• What the task requires: Would you transcribe the whole listing exactly, minus its pictures?

• Data excerpts:

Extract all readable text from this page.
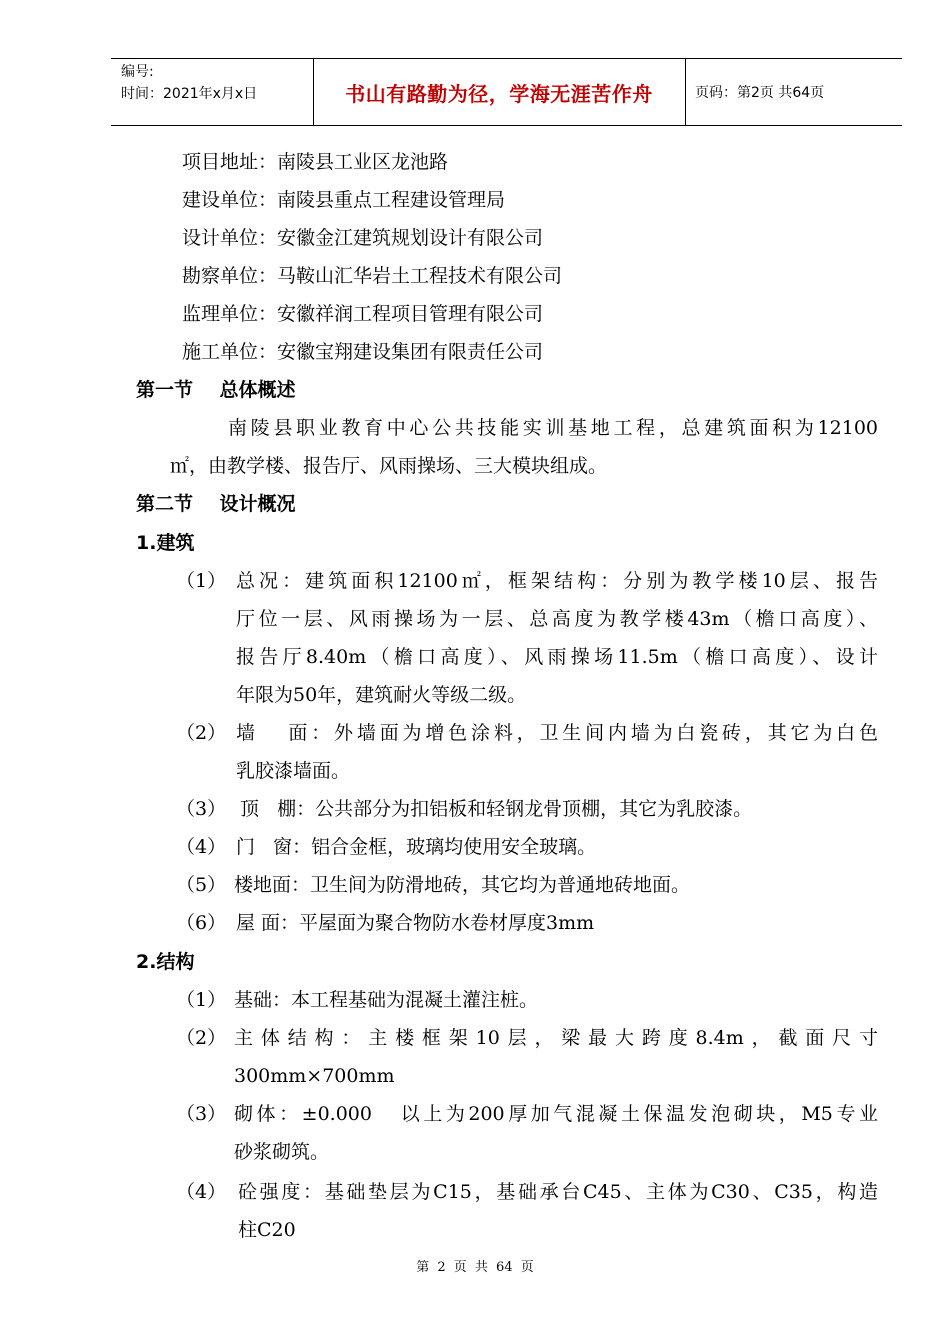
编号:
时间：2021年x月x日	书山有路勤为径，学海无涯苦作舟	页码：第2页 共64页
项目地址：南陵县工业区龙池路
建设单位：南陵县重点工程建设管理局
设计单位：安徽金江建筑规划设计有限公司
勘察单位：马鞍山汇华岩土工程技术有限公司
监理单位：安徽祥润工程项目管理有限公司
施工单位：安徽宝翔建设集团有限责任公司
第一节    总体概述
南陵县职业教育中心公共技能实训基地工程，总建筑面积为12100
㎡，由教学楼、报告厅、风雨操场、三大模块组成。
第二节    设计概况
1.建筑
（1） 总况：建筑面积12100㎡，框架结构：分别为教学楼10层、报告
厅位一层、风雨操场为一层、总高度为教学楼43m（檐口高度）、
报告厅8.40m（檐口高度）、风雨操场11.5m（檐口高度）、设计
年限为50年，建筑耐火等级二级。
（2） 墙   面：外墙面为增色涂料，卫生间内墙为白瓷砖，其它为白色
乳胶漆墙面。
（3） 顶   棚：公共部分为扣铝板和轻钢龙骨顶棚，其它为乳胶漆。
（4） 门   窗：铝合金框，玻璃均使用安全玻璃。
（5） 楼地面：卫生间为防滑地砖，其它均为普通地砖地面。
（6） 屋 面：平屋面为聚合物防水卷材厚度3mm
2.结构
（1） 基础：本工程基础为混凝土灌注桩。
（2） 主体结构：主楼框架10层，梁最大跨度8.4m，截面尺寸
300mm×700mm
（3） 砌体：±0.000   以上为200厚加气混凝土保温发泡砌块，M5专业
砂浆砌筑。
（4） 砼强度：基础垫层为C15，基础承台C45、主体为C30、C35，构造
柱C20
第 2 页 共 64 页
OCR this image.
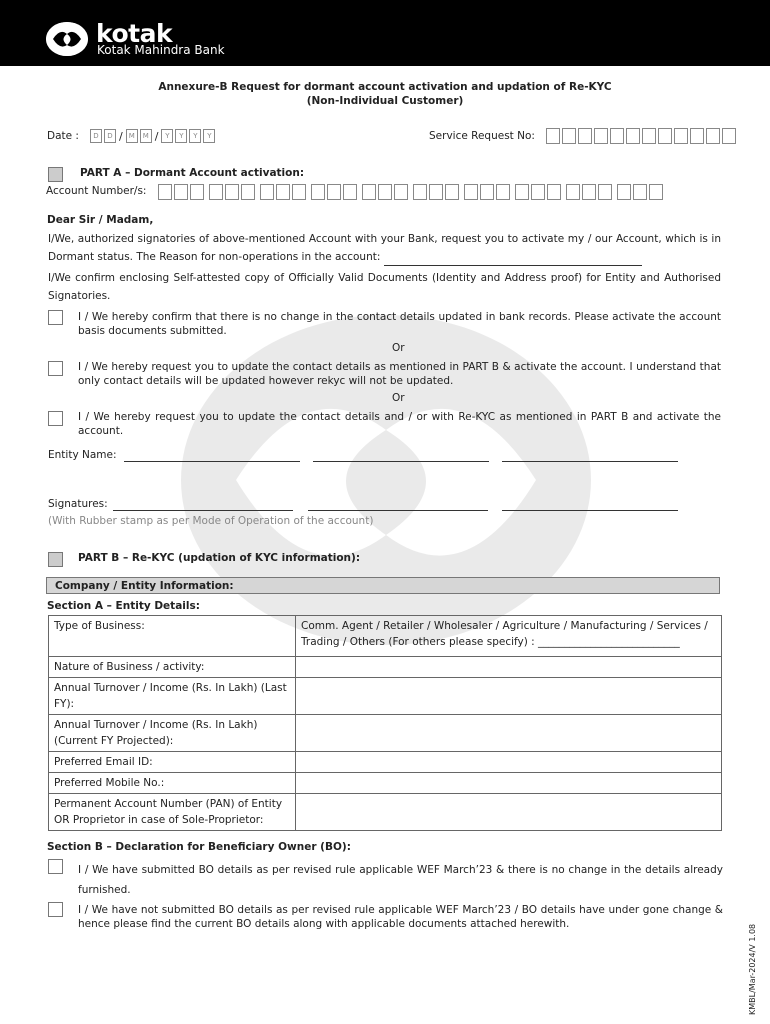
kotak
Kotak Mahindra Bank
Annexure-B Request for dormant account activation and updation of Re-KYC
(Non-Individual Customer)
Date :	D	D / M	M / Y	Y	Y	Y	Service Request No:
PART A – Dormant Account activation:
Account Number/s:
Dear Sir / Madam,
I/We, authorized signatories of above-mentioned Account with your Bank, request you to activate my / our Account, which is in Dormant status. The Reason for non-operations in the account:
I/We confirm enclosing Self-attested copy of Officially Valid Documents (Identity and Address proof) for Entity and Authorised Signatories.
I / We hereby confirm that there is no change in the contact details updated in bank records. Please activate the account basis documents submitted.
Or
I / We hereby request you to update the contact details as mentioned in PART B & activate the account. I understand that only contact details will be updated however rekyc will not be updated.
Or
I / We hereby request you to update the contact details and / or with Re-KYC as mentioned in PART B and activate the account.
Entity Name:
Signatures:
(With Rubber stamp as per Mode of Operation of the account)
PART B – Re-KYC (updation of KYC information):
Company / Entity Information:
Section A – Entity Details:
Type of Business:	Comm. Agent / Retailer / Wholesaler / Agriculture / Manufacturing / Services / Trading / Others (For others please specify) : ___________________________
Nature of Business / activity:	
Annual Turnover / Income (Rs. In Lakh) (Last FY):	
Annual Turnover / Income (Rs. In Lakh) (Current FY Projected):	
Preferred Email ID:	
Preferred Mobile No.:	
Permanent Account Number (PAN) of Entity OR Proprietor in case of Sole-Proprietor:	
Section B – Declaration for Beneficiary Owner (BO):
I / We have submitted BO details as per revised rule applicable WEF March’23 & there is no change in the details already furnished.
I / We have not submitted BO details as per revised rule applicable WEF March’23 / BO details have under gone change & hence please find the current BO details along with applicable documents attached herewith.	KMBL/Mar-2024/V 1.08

• Finished task:
Extract all readable text from this page.
编号:
时间：2021年x月x日	书山有路勤为径，学海无涯苦作舟	页码：第2页 共64页
项目地址：南陵县工业区龙池路
建设单位：南陵县重点工程建设管理局
设计单位：安徽金江建筑规划设计有限公司
勘察单位：马鞍山汇华岩土工程技术有限公司
监理单位：安徽祥润工程项目管理有限公司
施工单位：安徽宝翔建设集团有限责任公司
第一节    总体概述
南陵县职业教育中心公共技能实训基地工程，总建筑面积为12100
㎡，由教学楼、报告厅、风雨操场、三大模块组成。
第二节    设计概况
1.建筑
（1） 总况：建筑面积12100㎡，框架结构：分别为教学楼10层、报告
厅位一层、风雨操场为一层、总高度为教学楼43m（檐口高度）、
报告厅8.40m（檐口高度）、风雨操场11.5m（檐口高度）、设计
年限为50年，建筑耐火等级二级。
（2） 墙   面：外墙面为增色涂料，卫生间内墙为白瓷砖，其它为白色
乳胶漆墙面。
（3） 顶   棚：公共部分为扣铝板和轻钢龙骨顶棚，其它为乳胶漆。
（4） 门   窗：铝合金框，玻璃均使用安全玻璃。
（5） 楼地面：卫生间为防滑地砖，其它均为普通地砖地面。
（6） 屋 面：平屋面为聚合物防水卷材厚度3mm
2.结构
（1） 基础：本工程基础为混凝土灌注桩。
（2） 主体结构：主楼框架10层，梁最大跨度8.4m，截面尺寸
300mm×700mm
（3） 砌体：±0.000   以上为200厚加气混凝土保温发泡砌块，M5专业
砂浆砌筑。
（4） 砼强度：基础垫层为C15，基础承台C45、主体为C30、C35，构造
柱C20
第 2 页 共 64 页
OCR this image.
kotak
Kotak Mahindra Bank
Annexure-B Request for dormant account activation and updation of Re-KYC
(Non-Individual Customer)
Date :	D	D / M	M / Y	Y	Y	Y	Service Request No:
PART A – Dormant Account activation:
Account Number/s:
Dear Sir / Madam,
I/We, authorized signatories of above-mentioned Account with your Bank, request you to activate my / our Account, which is in Dormant status. The Reason for non-operations in the account:
I/We confirm enclosing Self-attested copy of Officially Valid Documents (Identity and Address proof) for Entity and Authorised Signatories.
I / We hereby confirm that there is no change in the contact details updated in bank records. Please activate the account basis documents submitted.
Or
I / We hereby request you to update the contact details as mentioned in PART B & activate the account. I understand that only contact details will be updated however rekyc will not be updated.
Or
I / We hereby request you to update the contact details and / or with Re-KYC as mentioned in PART B and activate the account.
Entity Name:
Signatures:
(With Rubber stamp as per Mode of Operation of the account)
PART B – Re-KYC (updation of KYC information):
Company / Entity Information:
Section A – Entity Details:
Type of Business:	Comm. Agent / Retailer / Wholesaler / Agriculture / Manufacturing / Services / Trading / Others (For others please specify) : ___________________________
Nature of Business / activity:	
Annual Turnover / Income (Rs. In Lakh) (Last FY):	
Annual Turnover / Income (Rs. In Lakh) (Current FY Projected):	
Preferred Email ID:	
Preferred Mobile No.:	
Permanent Account Number (PAN) of Entity OR Proprietor in case of Sole-Proprietor:	
Section B – Declaration for Beneficiary Owner (BO):
I / We have submitted BO details as per revised rule applicable WEF March’23 & there is no change in the details already furnished.
I / We have not submitted BO details as per revised rule applicable WEF March’23 / BO details have under gone change & hence please find the current BO details along with applicable documents attached herewith.	KMBL/Mar-2024/V 1.08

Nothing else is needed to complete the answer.